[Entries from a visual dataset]
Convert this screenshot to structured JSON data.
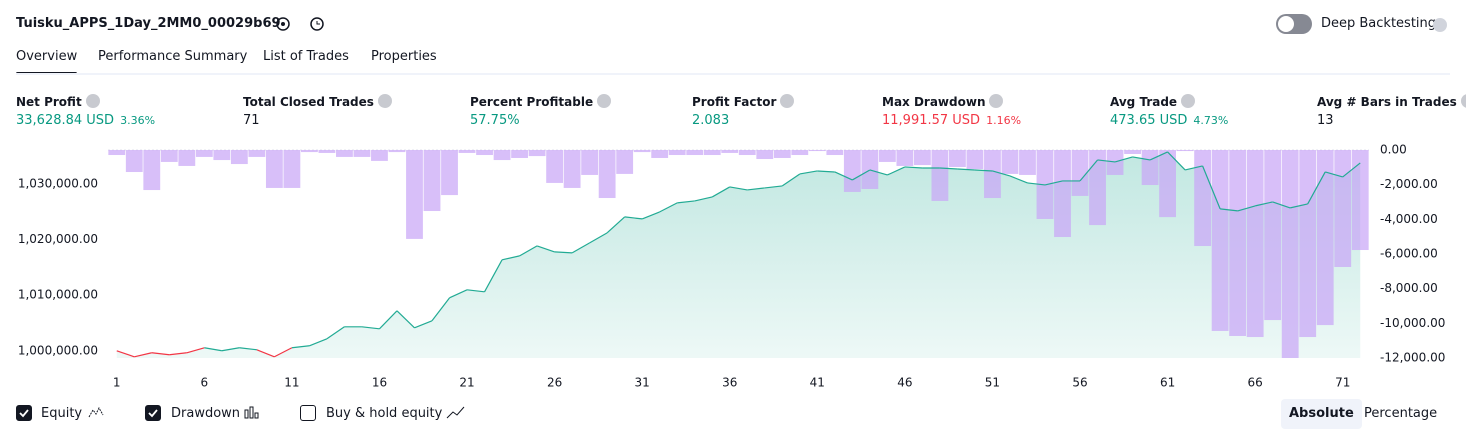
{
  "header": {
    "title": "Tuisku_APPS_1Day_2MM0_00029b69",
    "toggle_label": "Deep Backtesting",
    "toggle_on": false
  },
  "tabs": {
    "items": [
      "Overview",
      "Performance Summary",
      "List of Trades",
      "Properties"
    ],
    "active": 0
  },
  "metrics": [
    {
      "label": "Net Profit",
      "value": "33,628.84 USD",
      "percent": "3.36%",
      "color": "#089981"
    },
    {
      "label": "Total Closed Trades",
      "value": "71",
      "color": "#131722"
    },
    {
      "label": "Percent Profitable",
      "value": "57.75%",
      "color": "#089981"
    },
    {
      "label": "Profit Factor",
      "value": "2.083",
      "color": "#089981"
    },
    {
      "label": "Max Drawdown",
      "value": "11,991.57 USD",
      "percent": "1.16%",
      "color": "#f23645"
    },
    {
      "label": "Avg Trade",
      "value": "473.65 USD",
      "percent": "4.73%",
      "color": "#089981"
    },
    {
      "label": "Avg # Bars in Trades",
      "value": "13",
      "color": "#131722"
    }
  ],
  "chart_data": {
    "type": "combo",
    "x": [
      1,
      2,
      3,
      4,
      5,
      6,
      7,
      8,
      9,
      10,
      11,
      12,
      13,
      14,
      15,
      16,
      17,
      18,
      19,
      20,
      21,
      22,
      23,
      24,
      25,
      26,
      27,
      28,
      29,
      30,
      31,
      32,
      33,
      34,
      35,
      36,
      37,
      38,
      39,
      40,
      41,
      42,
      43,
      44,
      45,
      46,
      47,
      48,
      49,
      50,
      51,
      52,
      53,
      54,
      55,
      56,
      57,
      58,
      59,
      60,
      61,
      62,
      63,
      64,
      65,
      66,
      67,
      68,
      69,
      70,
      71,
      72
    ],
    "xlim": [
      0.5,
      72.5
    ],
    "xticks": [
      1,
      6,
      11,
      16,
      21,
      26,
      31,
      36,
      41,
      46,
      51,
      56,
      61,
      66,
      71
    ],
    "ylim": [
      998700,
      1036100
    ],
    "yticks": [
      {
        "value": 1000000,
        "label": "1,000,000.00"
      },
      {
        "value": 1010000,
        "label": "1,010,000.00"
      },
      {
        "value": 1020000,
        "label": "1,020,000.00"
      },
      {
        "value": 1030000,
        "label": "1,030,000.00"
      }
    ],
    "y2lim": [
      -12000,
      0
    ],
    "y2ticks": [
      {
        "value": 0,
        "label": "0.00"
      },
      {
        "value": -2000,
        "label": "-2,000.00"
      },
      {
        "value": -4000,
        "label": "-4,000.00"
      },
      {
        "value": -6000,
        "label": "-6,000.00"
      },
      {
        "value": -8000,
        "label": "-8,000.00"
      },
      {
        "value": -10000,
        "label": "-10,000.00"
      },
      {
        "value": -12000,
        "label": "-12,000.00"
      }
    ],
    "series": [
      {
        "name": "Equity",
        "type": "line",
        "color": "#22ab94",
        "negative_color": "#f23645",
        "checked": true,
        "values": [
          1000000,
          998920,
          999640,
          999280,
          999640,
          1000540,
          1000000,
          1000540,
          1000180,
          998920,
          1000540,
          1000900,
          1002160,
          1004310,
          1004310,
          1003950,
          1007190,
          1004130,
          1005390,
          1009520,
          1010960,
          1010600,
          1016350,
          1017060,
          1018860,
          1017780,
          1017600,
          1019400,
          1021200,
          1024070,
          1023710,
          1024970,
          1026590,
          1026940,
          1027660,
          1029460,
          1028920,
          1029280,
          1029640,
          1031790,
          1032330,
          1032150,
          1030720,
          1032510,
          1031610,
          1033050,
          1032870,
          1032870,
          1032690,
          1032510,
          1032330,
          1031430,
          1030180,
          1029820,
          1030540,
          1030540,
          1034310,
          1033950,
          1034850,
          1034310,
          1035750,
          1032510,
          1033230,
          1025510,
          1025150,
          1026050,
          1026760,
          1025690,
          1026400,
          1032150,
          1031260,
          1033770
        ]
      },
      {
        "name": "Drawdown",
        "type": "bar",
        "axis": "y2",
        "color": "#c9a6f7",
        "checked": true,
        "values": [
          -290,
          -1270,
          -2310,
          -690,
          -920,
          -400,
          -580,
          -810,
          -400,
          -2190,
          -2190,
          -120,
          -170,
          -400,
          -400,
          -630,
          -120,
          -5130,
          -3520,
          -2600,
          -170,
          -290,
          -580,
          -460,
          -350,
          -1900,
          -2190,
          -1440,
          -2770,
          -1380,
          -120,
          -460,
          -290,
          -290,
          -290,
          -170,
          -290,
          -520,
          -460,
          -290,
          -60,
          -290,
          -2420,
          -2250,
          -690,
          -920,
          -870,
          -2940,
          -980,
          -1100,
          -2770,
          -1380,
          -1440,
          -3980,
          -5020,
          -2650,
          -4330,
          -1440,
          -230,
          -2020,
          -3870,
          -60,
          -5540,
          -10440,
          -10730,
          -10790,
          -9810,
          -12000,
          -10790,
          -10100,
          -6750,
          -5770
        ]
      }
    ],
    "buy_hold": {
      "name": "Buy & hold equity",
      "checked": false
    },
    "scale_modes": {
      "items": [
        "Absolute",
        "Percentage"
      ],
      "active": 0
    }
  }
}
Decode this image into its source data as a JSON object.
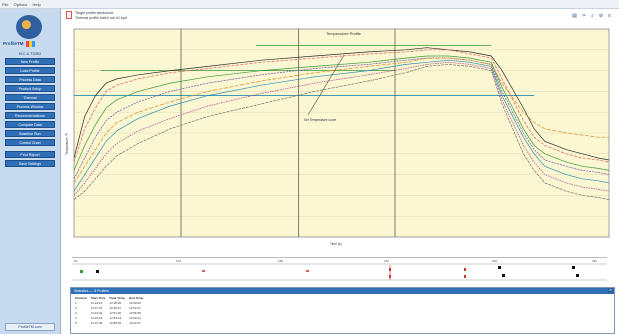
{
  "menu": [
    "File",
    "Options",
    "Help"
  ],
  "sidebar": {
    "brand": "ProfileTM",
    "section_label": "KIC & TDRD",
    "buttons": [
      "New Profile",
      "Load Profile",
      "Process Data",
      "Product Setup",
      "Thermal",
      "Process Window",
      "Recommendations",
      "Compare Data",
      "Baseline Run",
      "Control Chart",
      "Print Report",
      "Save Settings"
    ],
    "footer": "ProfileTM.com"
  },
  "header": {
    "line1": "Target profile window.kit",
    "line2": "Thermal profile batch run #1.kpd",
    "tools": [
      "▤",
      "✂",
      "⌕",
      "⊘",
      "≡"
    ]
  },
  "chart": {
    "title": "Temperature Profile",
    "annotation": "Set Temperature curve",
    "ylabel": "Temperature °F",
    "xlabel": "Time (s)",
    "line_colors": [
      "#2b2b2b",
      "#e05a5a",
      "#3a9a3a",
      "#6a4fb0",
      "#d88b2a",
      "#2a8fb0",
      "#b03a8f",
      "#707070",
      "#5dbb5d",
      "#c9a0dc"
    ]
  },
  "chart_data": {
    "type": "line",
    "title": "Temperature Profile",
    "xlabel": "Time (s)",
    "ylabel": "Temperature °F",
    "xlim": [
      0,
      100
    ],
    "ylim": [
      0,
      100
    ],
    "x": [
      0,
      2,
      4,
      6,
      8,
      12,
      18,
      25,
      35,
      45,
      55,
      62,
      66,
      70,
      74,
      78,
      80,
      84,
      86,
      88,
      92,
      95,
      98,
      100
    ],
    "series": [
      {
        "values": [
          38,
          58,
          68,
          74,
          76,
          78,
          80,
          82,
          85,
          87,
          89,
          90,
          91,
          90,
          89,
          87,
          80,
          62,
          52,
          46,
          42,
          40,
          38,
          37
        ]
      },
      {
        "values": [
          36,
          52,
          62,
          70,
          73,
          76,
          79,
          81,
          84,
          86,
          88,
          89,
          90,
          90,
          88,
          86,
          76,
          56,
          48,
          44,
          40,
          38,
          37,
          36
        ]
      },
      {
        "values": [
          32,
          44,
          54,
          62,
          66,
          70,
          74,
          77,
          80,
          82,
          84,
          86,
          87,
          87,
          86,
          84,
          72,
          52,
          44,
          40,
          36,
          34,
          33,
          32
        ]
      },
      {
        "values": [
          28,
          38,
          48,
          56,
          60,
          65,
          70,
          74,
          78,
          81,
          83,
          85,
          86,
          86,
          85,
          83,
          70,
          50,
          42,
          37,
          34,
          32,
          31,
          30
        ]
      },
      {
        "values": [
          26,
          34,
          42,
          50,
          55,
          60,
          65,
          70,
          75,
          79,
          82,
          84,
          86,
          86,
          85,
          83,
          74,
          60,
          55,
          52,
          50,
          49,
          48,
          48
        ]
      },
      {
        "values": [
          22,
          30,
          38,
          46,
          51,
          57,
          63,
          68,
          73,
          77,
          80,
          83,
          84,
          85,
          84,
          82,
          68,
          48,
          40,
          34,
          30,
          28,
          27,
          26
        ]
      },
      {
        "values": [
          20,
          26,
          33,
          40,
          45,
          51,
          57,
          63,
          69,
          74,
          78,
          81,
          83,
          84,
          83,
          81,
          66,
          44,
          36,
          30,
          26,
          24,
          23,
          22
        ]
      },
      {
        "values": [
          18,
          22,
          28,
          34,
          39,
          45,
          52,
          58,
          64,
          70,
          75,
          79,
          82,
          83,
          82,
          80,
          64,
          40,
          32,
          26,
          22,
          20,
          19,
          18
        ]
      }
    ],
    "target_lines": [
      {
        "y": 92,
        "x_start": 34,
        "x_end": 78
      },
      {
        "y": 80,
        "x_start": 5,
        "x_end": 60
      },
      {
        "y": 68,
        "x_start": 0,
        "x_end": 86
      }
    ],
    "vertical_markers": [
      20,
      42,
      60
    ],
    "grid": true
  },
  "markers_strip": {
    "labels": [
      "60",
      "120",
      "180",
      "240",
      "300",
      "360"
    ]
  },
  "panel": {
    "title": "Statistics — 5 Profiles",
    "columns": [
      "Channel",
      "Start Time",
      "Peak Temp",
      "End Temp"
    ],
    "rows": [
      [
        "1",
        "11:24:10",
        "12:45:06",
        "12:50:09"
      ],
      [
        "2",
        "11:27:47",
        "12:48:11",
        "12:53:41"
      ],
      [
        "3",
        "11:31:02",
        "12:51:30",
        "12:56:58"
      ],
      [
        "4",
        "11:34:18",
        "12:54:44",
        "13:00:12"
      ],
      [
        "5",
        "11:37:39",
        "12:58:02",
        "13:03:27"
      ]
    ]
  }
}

→ **What is being asked**
Examine the records and pull out every line where the string "name" occurs.

→ **Answer to the problem**
        "name": "Equity",
        "name": "Drawdown",
      "name": "Buy & hold equity",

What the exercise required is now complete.